Extracted records:
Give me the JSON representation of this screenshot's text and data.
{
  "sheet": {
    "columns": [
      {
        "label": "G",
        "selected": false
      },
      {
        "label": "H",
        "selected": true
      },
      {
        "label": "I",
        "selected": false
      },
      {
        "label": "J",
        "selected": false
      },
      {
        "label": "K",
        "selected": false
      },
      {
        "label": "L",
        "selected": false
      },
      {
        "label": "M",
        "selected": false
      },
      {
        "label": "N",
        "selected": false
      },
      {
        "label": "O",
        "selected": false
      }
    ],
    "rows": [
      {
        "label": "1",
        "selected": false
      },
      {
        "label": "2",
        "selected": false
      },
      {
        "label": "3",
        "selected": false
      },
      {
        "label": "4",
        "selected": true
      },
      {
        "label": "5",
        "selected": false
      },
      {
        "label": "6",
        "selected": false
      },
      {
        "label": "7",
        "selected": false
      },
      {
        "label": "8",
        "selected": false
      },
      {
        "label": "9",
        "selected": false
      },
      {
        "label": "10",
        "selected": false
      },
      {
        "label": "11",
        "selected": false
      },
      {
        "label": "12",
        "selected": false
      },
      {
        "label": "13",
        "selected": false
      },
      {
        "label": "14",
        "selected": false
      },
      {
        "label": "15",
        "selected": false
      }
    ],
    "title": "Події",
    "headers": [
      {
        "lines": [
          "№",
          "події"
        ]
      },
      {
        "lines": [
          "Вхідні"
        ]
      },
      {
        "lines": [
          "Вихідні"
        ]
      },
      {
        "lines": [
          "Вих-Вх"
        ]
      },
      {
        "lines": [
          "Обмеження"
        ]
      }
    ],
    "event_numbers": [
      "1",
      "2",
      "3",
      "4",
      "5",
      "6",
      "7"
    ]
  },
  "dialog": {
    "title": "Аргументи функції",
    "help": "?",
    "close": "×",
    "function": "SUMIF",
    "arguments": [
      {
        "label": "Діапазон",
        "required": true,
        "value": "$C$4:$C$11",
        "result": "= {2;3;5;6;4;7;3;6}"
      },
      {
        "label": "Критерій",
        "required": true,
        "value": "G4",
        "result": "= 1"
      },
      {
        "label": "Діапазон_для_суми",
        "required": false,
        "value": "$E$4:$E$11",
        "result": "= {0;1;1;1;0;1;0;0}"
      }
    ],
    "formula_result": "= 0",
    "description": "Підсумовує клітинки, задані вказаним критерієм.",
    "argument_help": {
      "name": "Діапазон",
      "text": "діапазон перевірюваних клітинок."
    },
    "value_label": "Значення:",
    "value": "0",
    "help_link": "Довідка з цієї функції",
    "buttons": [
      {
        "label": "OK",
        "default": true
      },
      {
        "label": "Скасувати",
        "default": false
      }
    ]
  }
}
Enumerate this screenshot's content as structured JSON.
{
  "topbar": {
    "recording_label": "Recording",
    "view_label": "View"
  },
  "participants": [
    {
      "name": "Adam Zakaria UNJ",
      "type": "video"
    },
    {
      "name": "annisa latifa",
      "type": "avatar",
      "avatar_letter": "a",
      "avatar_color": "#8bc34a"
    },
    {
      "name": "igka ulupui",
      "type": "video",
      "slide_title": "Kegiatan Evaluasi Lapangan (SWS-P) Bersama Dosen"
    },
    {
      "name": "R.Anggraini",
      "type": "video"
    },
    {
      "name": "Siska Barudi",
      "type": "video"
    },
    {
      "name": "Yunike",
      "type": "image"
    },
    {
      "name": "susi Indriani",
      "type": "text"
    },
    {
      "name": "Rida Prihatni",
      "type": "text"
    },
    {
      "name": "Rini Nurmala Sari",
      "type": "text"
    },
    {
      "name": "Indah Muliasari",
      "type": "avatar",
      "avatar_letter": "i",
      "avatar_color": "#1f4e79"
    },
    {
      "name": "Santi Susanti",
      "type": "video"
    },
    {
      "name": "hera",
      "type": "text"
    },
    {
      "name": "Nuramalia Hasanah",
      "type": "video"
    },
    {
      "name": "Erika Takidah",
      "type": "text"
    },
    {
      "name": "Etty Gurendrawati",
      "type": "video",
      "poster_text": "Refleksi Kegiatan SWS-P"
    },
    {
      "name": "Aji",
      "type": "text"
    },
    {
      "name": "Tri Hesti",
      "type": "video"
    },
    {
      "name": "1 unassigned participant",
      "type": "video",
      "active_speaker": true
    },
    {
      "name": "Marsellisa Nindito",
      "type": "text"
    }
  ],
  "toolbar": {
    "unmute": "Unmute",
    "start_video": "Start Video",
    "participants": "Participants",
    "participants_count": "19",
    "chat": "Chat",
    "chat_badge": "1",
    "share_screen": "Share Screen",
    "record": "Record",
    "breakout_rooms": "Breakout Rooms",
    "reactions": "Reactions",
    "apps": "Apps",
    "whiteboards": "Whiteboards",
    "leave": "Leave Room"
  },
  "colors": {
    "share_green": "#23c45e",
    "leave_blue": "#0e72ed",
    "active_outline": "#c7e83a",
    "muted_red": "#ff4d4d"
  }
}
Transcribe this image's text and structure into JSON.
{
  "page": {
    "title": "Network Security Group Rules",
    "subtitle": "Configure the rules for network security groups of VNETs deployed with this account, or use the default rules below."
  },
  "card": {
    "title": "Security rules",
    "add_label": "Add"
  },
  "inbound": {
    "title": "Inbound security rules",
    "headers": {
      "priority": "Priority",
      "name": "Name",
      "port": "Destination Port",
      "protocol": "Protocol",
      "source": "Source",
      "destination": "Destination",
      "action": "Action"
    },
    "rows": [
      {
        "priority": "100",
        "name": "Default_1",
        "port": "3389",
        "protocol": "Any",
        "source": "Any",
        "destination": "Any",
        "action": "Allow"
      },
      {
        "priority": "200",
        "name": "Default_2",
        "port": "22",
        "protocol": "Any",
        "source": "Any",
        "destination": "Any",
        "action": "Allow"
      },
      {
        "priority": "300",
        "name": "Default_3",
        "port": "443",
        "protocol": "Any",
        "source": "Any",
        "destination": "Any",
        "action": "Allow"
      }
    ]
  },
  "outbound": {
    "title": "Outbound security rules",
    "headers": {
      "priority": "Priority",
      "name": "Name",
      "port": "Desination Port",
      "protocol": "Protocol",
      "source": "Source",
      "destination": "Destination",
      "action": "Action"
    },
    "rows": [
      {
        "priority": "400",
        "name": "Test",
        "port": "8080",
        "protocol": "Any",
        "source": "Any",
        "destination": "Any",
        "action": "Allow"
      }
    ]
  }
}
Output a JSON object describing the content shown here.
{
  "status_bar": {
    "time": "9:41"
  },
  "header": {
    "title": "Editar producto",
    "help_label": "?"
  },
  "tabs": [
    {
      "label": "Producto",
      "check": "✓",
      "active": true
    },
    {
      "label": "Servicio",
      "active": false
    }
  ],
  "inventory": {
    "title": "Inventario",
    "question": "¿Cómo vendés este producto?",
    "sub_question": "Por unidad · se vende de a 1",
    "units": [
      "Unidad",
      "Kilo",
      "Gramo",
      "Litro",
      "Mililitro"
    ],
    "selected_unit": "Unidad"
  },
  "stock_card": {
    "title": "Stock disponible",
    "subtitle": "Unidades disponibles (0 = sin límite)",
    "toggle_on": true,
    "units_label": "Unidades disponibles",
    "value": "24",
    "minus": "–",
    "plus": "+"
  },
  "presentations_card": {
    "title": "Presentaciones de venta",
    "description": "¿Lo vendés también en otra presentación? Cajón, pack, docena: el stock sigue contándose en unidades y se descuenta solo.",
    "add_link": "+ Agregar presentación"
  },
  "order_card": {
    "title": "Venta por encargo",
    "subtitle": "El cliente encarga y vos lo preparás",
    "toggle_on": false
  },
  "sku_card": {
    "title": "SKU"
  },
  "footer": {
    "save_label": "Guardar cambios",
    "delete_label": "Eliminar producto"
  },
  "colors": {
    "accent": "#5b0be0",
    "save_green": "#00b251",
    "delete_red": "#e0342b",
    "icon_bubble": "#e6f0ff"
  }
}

__EXERCISE REQUIREMENTS__.
Examine the records and report how many lines contain the string "JSON". Only the number should be given.

__FINISHED TASK__.
4